- EXERCISE DIRECTIONS -
Of the lines in these entries, how many contain the string "text"? Give the number and nothing else.

- A run of records -
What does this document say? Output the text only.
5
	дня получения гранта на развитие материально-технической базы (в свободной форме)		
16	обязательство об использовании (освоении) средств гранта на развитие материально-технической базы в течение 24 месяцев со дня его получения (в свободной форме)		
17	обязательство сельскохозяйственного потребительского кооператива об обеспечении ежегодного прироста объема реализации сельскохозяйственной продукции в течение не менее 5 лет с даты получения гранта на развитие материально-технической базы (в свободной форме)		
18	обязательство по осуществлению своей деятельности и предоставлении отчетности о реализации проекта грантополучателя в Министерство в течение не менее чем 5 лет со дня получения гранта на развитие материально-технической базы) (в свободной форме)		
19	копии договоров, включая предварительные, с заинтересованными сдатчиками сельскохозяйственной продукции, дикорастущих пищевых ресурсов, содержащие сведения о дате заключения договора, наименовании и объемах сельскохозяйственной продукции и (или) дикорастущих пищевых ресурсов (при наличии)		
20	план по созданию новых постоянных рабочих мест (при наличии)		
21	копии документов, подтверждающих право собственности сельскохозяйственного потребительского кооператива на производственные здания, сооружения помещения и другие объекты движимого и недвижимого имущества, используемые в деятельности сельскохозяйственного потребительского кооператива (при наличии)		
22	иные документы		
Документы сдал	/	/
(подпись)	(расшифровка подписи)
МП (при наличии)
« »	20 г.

==

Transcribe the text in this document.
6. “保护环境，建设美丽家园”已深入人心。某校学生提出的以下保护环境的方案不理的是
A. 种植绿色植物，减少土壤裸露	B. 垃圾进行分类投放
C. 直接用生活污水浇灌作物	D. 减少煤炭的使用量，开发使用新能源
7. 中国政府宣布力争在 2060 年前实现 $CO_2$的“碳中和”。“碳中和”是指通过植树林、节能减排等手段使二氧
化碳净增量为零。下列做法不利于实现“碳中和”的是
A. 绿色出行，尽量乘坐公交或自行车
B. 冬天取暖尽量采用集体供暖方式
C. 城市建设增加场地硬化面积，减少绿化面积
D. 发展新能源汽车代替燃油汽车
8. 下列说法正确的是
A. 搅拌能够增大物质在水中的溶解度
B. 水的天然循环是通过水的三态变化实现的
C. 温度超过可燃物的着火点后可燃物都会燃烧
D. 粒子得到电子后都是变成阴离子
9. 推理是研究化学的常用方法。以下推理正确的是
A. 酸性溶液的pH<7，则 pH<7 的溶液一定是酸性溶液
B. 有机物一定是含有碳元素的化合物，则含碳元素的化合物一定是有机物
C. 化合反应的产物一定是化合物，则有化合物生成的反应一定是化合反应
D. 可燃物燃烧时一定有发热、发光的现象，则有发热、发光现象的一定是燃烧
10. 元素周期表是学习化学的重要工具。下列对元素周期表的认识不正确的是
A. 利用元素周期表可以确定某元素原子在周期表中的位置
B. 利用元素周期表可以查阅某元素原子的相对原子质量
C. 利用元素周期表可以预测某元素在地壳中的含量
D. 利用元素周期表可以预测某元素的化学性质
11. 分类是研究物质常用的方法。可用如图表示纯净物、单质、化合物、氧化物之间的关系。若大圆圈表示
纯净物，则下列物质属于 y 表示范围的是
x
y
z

- TASK SOLUTION -
2